[Saved entries]
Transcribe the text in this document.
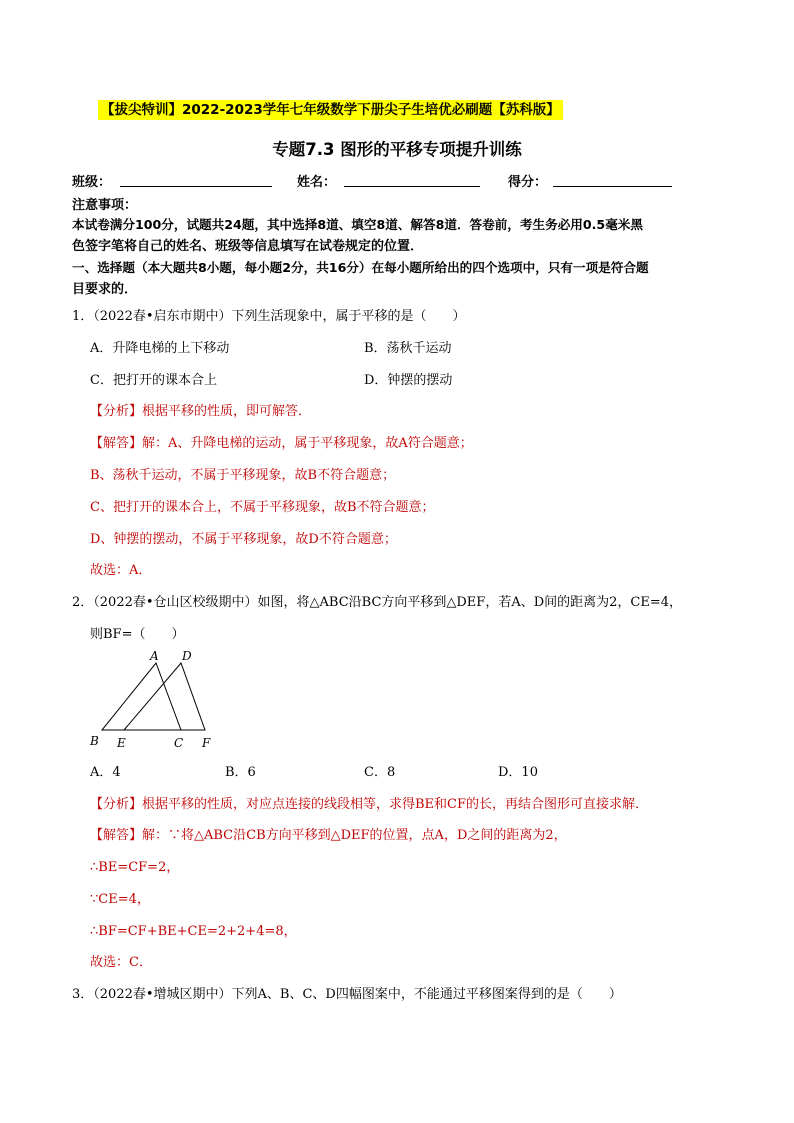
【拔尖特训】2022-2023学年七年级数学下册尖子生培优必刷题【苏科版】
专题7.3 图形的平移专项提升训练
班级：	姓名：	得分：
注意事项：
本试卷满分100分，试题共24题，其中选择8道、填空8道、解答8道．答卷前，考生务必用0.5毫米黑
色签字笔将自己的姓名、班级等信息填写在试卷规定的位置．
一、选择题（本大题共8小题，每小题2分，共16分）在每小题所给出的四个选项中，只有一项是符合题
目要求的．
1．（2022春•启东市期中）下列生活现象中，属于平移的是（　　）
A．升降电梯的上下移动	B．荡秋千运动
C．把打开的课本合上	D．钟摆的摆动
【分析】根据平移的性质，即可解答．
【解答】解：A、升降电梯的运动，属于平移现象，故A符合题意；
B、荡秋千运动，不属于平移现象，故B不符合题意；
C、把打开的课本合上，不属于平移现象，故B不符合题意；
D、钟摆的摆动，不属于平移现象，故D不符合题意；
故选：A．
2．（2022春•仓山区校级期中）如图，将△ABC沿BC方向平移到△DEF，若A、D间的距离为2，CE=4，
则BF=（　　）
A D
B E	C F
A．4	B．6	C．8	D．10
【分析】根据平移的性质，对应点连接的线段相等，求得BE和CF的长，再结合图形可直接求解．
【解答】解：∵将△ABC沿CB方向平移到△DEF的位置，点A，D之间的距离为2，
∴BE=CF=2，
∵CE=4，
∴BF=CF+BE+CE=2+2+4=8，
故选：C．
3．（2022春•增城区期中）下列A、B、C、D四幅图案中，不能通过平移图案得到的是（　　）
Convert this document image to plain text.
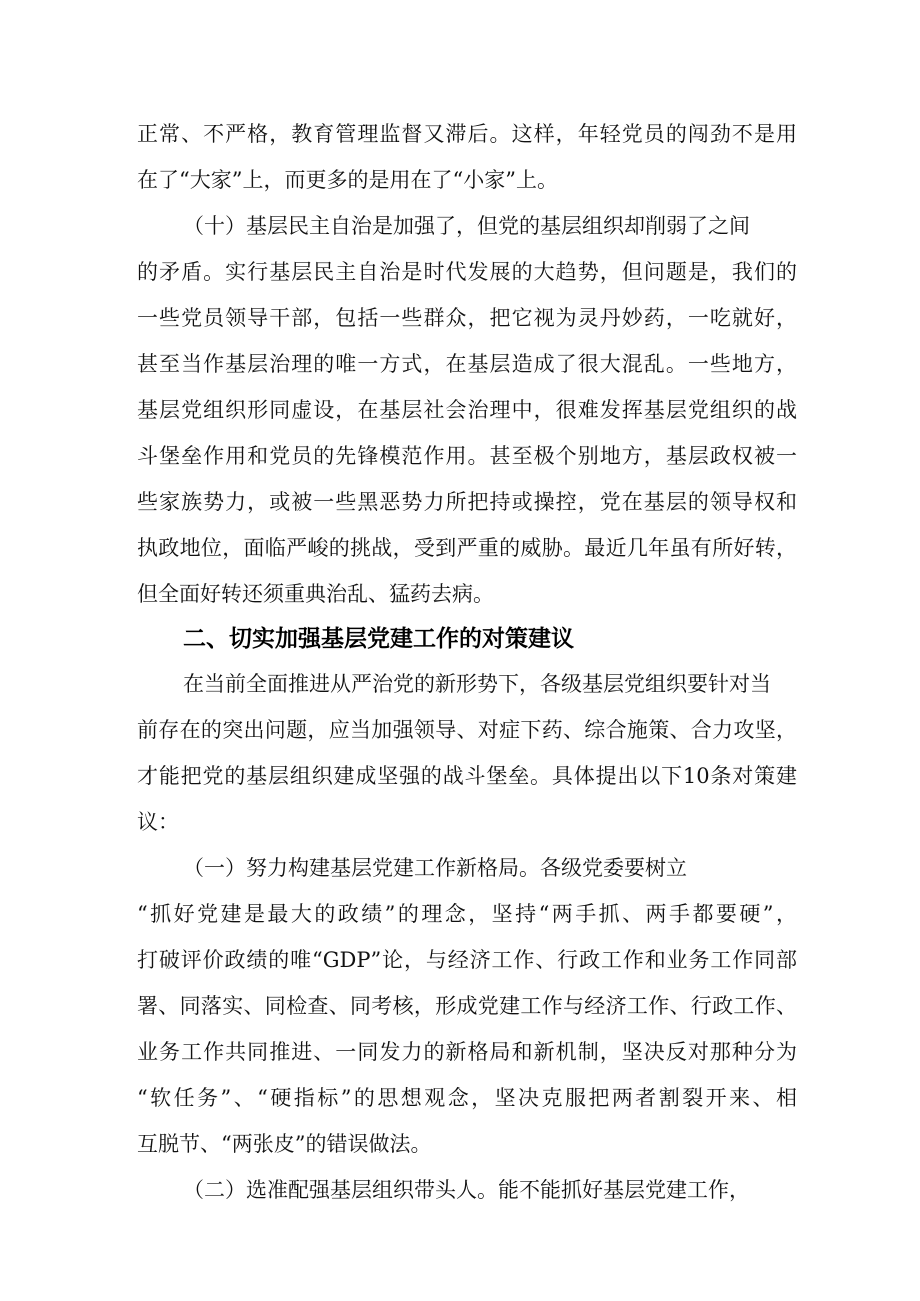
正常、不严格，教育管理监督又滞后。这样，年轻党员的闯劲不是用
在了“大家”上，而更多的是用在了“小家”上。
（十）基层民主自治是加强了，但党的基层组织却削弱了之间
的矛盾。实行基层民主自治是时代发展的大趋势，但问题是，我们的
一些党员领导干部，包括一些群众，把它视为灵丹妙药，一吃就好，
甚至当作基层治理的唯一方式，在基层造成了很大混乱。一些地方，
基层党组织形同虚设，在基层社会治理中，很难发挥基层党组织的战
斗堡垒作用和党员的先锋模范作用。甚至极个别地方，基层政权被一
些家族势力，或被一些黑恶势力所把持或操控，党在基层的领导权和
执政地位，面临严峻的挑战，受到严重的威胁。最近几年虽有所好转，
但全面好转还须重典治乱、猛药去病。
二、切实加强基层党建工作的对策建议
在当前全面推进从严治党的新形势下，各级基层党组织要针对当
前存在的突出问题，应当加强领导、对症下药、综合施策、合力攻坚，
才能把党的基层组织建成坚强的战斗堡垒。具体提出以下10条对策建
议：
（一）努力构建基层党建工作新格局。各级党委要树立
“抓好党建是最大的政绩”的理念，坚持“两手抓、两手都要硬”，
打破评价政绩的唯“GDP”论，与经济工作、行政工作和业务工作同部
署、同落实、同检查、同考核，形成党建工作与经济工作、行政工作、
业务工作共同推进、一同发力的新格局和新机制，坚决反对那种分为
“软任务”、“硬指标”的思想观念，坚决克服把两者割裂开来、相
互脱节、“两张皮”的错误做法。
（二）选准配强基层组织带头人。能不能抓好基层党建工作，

--

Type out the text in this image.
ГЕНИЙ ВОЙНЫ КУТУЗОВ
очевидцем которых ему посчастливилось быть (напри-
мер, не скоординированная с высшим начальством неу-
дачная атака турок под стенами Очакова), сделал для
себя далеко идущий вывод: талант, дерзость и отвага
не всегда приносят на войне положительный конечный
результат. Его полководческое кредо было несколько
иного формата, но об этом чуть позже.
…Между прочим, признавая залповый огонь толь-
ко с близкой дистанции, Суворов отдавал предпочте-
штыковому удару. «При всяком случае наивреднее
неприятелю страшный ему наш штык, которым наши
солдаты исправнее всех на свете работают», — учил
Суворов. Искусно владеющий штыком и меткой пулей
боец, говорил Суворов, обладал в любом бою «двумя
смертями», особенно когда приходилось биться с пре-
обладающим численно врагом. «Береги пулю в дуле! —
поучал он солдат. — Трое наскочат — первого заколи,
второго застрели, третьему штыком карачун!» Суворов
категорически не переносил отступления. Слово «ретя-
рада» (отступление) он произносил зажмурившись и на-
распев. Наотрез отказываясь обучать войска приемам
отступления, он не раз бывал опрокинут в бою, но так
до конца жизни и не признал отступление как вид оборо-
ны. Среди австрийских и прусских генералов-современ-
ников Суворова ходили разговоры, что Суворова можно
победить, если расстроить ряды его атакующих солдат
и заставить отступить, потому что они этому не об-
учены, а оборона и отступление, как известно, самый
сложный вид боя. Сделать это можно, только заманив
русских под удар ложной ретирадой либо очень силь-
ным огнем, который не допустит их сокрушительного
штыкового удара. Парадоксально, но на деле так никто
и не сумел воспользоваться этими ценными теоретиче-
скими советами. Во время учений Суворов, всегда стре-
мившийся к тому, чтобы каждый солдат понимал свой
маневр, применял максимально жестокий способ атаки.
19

==

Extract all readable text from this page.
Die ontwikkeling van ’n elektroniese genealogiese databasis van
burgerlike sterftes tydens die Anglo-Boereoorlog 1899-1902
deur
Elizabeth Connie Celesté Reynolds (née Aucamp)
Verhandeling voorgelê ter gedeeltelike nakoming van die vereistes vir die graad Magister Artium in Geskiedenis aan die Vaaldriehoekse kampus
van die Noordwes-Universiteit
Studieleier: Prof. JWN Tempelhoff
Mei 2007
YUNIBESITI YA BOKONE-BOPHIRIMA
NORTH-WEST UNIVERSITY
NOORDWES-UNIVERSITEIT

■ Work to be completed:
Scan the records above for the string "отступление", then report every line that contains it.

■ Response:
рада» (отступление) он произносил зажмурившись и на-
до конца жизни и не признал отступление как вид оборо-
учены, а оборона и отступление, как известно, самый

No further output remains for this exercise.